Find the lines with the string "bins" and return them.
* start Records to process *
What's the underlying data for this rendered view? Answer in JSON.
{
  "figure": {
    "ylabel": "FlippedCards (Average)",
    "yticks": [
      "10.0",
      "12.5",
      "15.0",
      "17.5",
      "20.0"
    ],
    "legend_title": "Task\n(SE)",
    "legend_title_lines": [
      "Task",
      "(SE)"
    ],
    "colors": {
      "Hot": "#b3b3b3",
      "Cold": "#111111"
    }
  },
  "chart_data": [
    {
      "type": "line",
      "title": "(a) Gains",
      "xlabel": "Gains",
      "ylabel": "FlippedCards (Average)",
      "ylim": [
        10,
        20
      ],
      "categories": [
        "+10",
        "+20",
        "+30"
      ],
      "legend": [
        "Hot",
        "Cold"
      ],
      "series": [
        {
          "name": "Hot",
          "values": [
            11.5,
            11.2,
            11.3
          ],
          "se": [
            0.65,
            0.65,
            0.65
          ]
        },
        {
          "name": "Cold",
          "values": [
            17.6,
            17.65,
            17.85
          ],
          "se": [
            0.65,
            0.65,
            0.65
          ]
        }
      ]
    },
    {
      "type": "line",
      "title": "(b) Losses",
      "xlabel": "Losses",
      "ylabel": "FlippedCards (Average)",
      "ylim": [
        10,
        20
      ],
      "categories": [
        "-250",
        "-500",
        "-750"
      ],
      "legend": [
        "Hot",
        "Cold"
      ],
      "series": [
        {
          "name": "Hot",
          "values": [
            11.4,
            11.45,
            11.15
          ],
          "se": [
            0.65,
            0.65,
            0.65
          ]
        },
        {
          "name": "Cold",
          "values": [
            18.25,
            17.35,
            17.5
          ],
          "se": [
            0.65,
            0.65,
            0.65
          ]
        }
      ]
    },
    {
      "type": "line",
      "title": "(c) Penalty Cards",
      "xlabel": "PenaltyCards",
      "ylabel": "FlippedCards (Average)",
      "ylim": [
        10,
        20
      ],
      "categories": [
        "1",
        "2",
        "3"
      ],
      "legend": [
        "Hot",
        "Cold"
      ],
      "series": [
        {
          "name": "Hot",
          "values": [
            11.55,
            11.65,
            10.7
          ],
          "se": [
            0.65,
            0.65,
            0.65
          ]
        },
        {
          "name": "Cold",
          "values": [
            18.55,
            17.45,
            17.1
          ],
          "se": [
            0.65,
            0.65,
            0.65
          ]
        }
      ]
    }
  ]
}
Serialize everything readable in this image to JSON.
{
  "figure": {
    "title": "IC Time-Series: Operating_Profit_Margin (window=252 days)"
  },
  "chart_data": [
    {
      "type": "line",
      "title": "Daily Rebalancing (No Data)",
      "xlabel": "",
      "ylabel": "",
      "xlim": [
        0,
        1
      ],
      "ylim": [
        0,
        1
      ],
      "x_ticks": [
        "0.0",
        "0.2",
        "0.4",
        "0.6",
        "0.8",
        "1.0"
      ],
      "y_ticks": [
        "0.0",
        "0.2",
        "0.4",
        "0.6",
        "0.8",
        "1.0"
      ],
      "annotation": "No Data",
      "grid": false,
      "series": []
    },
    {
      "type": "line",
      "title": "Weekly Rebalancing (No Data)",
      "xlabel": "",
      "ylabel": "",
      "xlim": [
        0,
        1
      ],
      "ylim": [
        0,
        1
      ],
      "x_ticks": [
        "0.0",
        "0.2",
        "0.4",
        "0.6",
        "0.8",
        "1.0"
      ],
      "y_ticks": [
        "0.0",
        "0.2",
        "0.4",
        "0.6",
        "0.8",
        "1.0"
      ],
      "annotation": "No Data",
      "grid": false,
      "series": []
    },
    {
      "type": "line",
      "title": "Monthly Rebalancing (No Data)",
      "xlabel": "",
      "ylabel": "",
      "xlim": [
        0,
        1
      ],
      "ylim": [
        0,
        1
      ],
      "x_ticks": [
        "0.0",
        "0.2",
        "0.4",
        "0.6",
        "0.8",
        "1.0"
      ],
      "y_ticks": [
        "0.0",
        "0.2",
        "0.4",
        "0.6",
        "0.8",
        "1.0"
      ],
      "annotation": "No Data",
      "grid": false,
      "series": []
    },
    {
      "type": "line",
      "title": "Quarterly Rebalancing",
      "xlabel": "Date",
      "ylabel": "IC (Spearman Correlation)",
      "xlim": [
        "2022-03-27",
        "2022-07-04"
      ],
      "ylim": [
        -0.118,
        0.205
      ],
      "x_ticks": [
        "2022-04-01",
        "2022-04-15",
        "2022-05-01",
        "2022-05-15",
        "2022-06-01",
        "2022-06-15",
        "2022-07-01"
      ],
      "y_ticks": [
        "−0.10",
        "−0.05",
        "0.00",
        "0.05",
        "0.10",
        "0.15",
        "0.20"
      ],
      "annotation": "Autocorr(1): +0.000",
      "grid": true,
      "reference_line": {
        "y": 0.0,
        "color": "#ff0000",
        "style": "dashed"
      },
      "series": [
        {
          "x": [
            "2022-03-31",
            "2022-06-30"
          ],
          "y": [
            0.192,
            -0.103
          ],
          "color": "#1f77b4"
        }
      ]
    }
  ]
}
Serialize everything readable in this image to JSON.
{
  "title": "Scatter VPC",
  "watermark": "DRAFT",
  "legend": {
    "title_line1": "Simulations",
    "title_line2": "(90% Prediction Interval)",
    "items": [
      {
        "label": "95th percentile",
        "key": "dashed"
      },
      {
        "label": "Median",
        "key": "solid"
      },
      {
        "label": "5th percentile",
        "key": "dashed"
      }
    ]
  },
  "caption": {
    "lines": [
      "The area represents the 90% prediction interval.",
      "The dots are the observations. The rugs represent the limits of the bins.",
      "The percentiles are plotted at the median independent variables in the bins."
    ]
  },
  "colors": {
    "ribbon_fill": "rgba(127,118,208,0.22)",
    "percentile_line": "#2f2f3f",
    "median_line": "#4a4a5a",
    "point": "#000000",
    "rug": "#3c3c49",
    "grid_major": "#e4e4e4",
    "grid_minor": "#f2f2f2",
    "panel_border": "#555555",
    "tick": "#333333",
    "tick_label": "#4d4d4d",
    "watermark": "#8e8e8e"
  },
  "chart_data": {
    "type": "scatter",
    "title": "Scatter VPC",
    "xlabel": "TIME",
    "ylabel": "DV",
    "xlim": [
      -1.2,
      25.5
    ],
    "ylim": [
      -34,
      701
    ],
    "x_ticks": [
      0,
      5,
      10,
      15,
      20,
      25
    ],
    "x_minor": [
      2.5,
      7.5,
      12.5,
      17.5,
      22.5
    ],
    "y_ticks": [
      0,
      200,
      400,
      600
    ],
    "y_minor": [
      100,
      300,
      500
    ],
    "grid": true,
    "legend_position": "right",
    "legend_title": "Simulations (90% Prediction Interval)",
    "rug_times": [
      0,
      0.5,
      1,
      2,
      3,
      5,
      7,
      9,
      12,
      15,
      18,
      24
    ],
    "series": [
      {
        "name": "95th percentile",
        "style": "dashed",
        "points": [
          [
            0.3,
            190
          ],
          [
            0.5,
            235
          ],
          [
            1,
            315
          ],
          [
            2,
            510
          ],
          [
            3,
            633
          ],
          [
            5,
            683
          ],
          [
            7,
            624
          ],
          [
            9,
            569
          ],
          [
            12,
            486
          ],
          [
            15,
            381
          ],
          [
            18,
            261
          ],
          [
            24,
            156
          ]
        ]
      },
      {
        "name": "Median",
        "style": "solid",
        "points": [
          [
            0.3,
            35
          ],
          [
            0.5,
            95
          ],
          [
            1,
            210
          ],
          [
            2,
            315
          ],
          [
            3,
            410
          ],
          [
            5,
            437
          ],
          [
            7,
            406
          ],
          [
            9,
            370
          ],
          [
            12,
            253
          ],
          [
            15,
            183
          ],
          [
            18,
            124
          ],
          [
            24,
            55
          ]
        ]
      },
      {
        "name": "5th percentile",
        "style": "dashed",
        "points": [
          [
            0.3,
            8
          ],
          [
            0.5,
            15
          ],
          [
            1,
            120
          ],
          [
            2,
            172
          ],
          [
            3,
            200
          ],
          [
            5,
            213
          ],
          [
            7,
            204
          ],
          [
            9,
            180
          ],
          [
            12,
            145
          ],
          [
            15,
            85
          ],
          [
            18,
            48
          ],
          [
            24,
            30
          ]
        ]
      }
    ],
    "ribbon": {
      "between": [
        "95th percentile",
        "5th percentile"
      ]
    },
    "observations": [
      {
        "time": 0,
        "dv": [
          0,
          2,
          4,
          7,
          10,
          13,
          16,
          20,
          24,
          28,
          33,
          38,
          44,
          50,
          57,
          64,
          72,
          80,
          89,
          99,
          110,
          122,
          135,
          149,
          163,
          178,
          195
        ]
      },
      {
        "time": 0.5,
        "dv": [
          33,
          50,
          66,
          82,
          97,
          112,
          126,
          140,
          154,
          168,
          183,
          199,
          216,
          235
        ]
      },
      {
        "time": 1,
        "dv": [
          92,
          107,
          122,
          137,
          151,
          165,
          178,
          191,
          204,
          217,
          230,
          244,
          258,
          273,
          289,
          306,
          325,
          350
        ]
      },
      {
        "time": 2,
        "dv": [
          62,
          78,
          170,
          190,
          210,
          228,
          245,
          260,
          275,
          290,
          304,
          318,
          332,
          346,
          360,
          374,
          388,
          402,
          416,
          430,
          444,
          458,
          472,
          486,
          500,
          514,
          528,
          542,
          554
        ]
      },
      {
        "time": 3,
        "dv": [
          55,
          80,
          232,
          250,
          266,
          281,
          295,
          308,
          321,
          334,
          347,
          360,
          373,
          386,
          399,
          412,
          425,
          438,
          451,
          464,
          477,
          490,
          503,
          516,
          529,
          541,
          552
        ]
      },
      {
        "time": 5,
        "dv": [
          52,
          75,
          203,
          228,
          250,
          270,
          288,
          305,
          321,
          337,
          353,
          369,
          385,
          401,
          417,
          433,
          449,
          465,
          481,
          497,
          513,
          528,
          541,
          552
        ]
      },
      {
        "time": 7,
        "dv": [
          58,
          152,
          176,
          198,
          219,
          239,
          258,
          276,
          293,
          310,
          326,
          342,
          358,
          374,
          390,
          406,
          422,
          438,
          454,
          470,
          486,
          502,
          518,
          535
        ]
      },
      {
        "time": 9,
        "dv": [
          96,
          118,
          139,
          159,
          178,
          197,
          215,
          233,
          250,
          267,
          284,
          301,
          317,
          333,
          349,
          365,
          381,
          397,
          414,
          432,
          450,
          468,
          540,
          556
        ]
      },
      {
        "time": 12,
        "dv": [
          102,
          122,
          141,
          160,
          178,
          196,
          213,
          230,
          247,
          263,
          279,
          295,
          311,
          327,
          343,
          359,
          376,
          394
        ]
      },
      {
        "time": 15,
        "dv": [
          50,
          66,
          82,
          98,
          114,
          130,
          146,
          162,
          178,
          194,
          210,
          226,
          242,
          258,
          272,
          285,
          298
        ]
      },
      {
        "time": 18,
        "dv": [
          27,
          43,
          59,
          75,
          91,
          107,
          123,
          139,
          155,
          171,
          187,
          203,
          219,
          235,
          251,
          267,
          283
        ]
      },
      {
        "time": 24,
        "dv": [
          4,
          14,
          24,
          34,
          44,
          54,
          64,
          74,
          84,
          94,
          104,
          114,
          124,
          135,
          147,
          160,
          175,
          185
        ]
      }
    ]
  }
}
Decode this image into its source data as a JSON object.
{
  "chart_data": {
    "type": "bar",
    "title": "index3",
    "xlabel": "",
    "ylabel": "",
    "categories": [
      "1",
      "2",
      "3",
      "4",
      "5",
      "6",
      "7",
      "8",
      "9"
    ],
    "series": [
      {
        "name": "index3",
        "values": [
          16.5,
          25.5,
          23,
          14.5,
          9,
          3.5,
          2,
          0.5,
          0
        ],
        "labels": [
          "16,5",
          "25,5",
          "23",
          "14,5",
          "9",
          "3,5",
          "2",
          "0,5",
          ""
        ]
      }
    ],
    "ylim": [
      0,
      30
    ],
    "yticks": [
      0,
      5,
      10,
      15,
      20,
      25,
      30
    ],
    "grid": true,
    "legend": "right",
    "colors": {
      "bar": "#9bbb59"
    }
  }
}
* end Records to process *
> **Answer to the task**
      "The dots are the observations. The rugs represent the limits of the bins.",
      "The percentiles are plotted at the median independent variables in the bins."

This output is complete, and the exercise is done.